Provide an exact transcription of all the records.

(Records from a collection of figures)

• • • • •

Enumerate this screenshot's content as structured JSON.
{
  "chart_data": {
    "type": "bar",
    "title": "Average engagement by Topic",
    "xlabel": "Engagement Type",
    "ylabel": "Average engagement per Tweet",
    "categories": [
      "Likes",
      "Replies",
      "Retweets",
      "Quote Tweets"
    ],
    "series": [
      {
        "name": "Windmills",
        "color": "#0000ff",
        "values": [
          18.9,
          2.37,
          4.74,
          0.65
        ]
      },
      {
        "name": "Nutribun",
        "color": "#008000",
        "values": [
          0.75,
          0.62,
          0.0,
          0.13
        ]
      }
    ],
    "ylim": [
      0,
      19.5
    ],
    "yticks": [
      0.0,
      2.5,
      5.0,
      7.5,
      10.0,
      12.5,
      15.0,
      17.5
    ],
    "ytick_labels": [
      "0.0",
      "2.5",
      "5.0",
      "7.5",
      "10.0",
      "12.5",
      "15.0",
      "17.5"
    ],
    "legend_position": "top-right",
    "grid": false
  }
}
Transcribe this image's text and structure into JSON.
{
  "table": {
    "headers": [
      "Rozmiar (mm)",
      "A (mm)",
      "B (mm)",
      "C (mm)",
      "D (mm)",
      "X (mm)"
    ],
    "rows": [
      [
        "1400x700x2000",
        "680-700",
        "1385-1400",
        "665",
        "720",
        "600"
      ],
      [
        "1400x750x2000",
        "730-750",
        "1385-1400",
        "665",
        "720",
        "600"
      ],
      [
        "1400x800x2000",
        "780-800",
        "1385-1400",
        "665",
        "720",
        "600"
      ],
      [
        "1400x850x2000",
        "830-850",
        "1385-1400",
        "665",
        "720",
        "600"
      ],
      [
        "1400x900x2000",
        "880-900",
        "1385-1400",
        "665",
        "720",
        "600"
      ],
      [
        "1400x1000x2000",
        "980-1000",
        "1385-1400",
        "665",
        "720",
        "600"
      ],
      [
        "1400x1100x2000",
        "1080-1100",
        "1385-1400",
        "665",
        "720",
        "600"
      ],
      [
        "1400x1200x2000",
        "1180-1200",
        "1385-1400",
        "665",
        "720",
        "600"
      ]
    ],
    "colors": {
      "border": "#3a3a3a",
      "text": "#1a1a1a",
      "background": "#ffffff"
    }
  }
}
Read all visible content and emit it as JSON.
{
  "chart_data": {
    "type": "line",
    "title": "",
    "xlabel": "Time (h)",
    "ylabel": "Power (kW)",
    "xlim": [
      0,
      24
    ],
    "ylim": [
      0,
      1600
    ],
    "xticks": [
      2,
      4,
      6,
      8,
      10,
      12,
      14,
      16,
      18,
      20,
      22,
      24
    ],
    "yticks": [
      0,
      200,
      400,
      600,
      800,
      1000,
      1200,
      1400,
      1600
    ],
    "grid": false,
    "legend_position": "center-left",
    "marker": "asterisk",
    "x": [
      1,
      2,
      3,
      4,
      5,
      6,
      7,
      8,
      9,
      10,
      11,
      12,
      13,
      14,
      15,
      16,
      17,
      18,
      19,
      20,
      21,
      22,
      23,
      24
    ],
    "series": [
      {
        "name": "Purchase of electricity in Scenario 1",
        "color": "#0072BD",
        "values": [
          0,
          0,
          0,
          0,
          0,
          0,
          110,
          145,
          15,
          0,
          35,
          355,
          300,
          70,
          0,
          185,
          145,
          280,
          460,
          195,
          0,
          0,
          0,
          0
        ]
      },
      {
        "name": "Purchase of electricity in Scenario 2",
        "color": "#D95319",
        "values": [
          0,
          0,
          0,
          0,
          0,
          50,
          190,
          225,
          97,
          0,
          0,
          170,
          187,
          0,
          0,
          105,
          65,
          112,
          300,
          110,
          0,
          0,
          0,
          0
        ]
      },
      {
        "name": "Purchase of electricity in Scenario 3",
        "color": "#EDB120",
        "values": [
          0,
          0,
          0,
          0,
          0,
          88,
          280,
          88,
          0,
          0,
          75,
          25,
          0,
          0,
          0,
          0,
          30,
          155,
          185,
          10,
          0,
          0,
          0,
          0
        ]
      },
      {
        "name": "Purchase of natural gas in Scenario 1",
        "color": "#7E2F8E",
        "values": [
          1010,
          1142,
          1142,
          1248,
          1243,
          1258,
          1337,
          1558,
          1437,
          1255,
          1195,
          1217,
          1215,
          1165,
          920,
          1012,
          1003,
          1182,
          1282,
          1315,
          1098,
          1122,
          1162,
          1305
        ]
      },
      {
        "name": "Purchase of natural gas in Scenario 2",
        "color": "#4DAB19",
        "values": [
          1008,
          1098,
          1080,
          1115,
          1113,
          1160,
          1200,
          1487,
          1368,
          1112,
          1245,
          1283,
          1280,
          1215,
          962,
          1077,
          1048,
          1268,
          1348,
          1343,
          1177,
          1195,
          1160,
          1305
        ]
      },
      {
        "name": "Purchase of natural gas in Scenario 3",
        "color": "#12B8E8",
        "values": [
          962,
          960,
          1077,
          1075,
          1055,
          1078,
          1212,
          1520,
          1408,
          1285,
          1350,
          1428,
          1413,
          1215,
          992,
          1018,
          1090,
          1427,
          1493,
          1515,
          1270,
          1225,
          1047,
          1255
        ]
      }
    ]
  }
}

• • • • •

● **Solution for this problem**:
Enumerate this screenshot's content as structured JSON.
{
  "chart_data": {
    "type": "bar",
    "title": "Average engagement by Topic",
    "xlabel": "Engagement Type",
    "ylabel": "Average engagement per Tweet",
    "categories": [
      "Likes",
      "Replies",
      "Retweets",
      "Quote Tweets"
    ],
    "series": [
      {
        "name": "Windmills",
        "color": "#0000ff",
        "values": [
          18.9,
          2.37,
          4.74,
          0.65
        ]
      },
      {
        "name": "Nutribun",
        "color": "#008000",
        "values": [
          0.75,
          0.62,
          0.0,
          0.13
        ]
      }
    ],
    "ylim": [
      0,
      19.5
    ],
    "yticks": [
      0.0,
      2.5,
      5.0,
      7.5,
      10.0,
      12.5,
      15.0,
      17.5
    ],
    "ytick_labels": [
      "0.0",
      "2.5",
      "5.0",
      "7.5",
      "10.0",
      "12.5",
      "15.0",
      "17.5"
    ],
    "legend_position": "top-right",
    "grid": false
  }
}
Transcribe this image's text and structure into JSON.
{
  "table": {
    "headers": [
      "Rozmiar (mm)",
      "A (mm)",
      "B (mm)",
      "C (mm)",
      "D (mm)",
      "X (mm)"
    ],
    "rows": [
      [
        "1400x700x2000",
        "680-700",
        "1385-1400",
        "665",
        "720",
        "600"
      ],
      [
        "1400x750x2000",
        "730-750",
        "1385-1400",
        "665",
        "720",
        "600"
      ],
      [
        "1400x800x2000",
        "780-800",
        "1385-1400",
        "665",
        "720",
        "600"
      ],
      [
        "1400x850x2000",
        "830-850",
        "1385-1400",
        "665",
        "720",
        "600"
      ],
      [
        "1400x900x2000",
        "880-900",
        "1385-1400",
        "665",
        "720",
        "600"
      ],
      [
        "1400x1000x2000",
        "980-1000",
        "1385-1400",
        "665",
        "720",
        "600"
      ],
      [
        "1400x1100x2000",
        "1080-1100",
        "1385-1400",
        "665",
        "720",
        "600"
      ],
      [
        "1400x1200x2000",
        "1180-1200",
        "1385-1400",
        "665",
        "720",
        "600"
      ]
    ],
    "colors": {
      "border": "#3a3a3a",
      "text": "#1a1a1a",
      "background": "#ffffff"
    }
  }
}
Read all visible content and emit it as JSON.
{
  "chart_data": {
    "type": "line",
    "title": "",
    "xlabel": "Time (h)",
    "ylabel": "Power (kW)",
    "xlim": [
      0,
      24
    ],
    "ylim": [
      0,
      1600
    ],
    "xticks": [
      2,
      4,
      6,
      8,
      10,
      12,
      14,
      16,
      18,
      20,
      22,
      24
    ],
    "yticks": [
      0,
      200,
      400,
      600,
      800,
      1000,
      1200,
      1400,
      1600
    ],
    "grid": false,
    "legend_position": "center-left",
    "marker": "asterisk",
    "x": [
      1,
      2,
      3,
      4,
      5,
      6,
      7,
      8,
      9,
      10,
      11,
      12,
      13,
      14,
      15,
      16,
      17,
      18,
      19,
      20,
      21,
      22,
      23,
      24
    ],
    "series": [
      {
        "name": "Purchase of electricity in Scenario 1",
        "color": "#0072BD",
        "values": [
          0,
          0,
          0,
          0,
          0,
          0,
          110,
          145,
          15,
          0,
          35,
          355,
          300,
          70,
          0,
          185,
          145,
          280,
          460,
          195,
          0,
          0,
          0,
          0
        ]
      },
      {
        "name": "Purchase of electricity in Scenario 2",
        "color": "#D95319",
        "values": [
          0,
          0,
          0,
          0,
          0,
          50,
          190,
          225,
          97,
          0,
          0,
          170,
          187,
          0,
          0,
          105,
          65,
          112,
          300,
          110,
          0,
          0,
          0,
          0
        ]
      },
      {
        "name": "Purchase of electricity in Scenario 3",
        "color": "#EDB120",
        "values": [
          0,
          0,
          0,
          0,
          0,
          88,
          280,
          88,
          0,
          0,
          75,
          25,
          0,
          0,
          0,
          0,
          30,
          155,
          185,
          10,
          0,
          0,
          0,
          0
        ]
      },
      {
        "name": "Purchase of natural gas in Scenario 1",
        "color": "#7E2F8E",
        "values": [
          1010,
          1142,
          1142,
          1248,
          1243,
          1258,
          1337,
          1558,
          1437,
          1255,
          1195,
          1217,
          1215,
          1165,
          920,
          1012,
          1003,
          1182,
          1282,
          1315,
          1098,
          1122,
          1162,
          1305
        ]
      },
      {
        "name": "Purchase of natural gas in Scenario 2",
        "color": "#4DAB19",
        "values": [
          1008,
          1098,
          1080,
          1115,
          1113,
          1160,
          1200,
          1487,
          1368,
          1112,
          1245,
          1283,
          1280,
          1215,
          962,
          1077,
          1048,
          1268,
          1348,
          1343,
          1177,
          1195,
          1160,
          1305
        ]
      },
      {
        "name": "Purchase of natural gas in Scenario 3",
        "color": "#12B8E8",
        "values": [
          962,
          960,
          1077,
          1075,
          1055,
          1078,
          1212,
          1520,
          1408,
          1285,
          1350,
          1428,
          1413,
          1215,
          992,
          1018,
          1090,
          1427,
          1493,
          1515,
          1270,
          1225,
          1047,
          1255
        ]
      }
    ]
  }
}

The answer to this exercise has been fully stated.